**Input rows**
+++++

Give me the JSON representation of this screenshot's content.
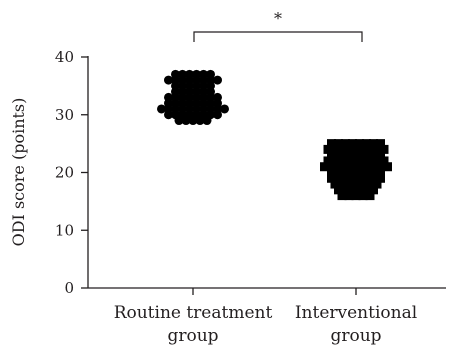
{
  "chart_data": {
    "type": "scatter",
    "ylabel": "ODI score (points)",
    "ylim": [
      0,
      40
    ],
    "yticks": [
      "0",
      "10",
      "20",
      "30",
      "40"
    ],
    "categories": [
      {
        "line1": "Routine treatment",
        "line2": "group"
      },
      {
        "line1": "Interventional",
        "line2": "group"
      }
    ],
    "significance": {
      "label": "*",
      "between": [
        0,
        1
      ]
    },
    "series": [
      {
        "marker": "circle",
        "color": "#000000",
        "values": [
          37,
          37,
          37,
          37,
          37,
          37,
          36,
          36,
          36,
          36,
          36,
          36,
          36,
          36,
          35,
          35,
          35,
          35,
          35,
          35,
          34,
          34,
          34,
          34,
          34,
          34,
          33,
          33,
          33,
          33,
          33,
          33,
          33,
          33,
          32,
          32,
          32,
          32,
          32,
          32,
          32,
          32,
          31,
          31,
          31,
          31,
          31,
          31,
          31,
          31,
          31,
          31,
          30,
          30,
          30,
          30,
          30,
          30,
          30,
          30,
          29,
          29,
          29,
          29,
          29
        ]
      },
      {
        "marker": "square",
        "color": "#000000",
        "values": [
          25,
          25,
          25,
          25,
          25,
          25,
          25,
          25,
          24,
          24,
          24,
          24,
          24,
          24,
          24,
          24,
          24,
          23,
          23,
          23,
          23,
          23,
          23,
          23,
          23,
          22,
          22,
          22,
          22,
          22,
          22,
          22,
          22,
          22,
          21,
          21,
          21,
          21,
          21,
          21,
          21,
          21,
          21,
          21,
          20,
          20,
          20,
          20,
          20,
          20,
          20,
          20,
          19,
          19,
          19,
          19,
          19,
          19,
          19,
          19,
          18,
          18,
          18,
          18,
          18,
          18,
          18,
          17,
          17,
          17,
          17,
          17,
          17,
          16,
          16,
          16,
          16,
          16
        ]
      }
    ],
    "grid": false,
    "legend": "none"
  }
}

+++++

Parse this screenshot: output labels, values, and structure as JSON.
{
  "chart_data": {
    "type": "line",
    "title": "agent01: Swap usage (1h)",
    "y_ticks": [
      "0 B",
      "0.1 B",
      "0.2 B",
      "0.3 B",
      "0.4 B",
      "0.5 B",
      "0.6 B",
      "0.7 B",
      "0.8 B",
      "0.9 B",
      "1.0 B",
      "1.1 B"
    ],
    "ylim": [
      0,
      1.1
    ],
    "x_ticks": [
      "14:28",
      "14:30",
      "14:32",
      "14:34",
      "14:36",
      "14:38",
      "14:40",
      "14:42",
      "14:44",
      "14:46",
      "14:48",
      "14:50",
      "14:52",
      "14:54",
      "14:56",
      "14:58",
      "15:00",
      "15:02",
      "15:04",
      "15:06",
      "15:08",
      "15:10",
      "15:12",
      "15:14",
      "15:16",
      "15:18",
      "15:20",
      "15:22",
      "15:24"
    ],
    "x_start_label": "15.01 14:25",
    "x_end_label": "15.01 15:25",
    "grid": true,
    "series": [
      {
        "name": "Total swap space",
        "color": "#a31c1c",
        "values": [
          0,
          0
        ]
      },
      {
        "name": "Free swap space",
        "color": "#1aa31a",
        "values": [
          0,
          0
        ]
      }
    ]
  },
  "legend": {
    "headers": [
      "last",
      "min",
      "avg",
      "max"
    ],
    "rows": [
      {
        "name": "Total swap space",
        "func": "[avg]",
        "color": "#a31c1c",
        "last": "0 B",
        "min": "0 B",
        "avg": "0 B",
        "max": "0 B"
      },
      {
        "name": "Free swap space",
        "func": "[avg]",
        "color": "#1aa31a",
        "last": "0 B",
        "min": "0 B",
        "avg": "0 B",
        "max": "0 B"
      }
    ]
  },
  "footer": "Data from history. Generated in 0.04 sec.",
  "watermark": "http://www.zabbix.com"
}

+++++

Give only the number of lines that include the word "JSON".

**Result of this task**
2